(Prompt): Pictures do not belong in the copy; quote every entry below exactly.

(Data shown):
────

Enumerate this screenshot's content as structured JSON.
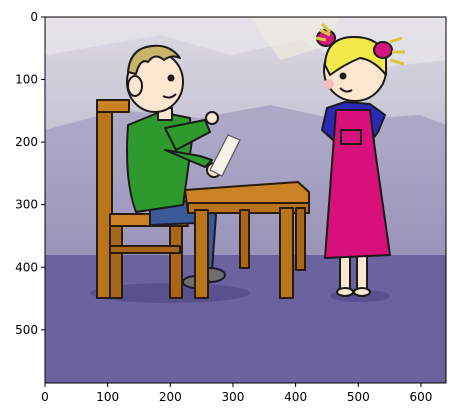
{
  "figure": {
    "type": "image-axes",
    "image_description_name": "boy-at-desk-and-girl-cartoon"
  },
  "axes": {
    "x_ticks": [
      "0",
      "100",
      "200",
      "300",
      "400",
      "500",
      "600"
    ],
    "y_ticks": [
      "0",
      "100",
      "200",
      "300",
      "400",
      "500"
    ],
    "x_tick_values": [
      0,
      100,
      200,
      300,
      400,
      500,
      600
    ],
    "y_tick_values": [
      0,
      100,
      200,
      300,
      400,
      500
    ],
    "x_range": [
      0,
      640
    ],
    "y_range": [
      0,
      585
    ]
  },
  "colors": {
    "background_top": "#d8d6df",
    "background_mid": "#a49fbf",
    "floor": "#6b64a0",
    "boy_shirt": "#2e9a2e",
    "boy_pants": "#3b5a9a",
    "boy_hair": "#c8b46a",
    "girl_dress": "#d8107a",
    "girl_shirt": "#2a2ab8",
    "girl_hair": "#f2e84a",
    "girl_bows": "#d4187e",
    "wood": "#b8741a",
    "skin": "#fde6cf"
  }
}
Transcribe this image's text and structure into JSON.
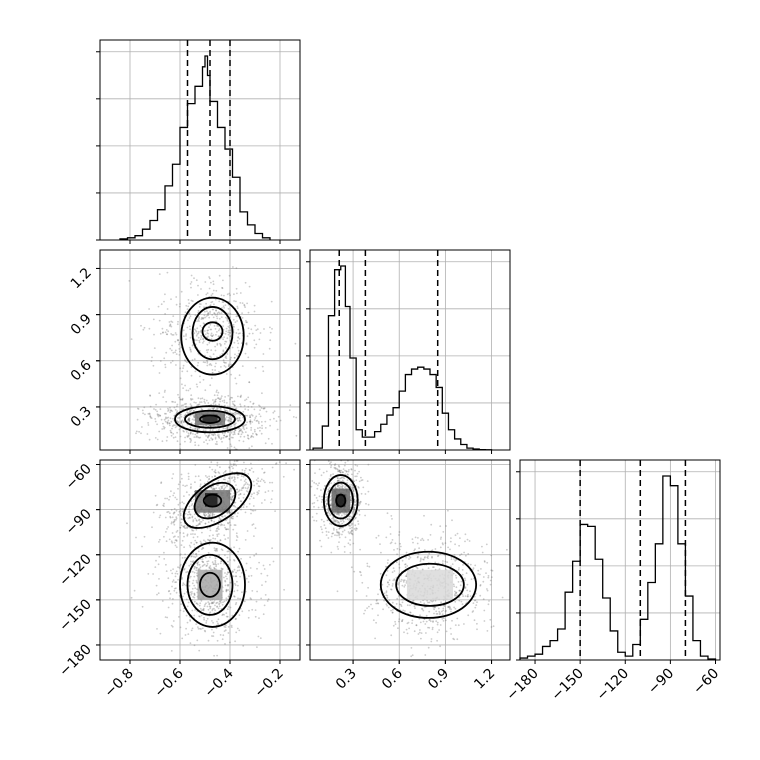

────

(Exercise solution):
Enumerate this screenshot's content as structured JSON.
{
  "figure": {
    "type": "image-axes",
    "image_description_name": "boy-at-desk-and-girl-cartoon"
  },
  "axes": {
    "x_ticks": [
      "0",
      "100",
      "200",
      "300",
      "400",
      "500",
      "600"
    ],
    "y_ticks": [
      "0",
      "100",
      "200",
      "300",
      "400",
      "500"
    ],
    "x_tick_values": [
      0,
      100,
      200,
      300,
      400,
      500,
      600
    ],
    "y_tick_values": [
      0,
      100,
      200,
      300,
      400,
      500
    ],
    "x_range": [
      0,
      640
    ],
    "y_range": [
      0,
      585
    ]
  },
  "colors": {
    "background_top": "#d8d6df",
    "background_mid": "#a49fbf",
    "floor": "#6b64a0",
    "boy_shirt": "#2e9a2e",
    "boy_pants": "#3b5a9a",
    "boy_hair": "#c8b46a",
    "girl_dress": "#d8107a",
    "girl_shirt": "#2a2ab8",
    "girl_hair": "#f2e84a",
    "girl_bows": "#d4187e",
    "wood": "#b8741a",
    "skin": "#fde6cf"
  }
}
Transcribe this image's text and structure into JSON.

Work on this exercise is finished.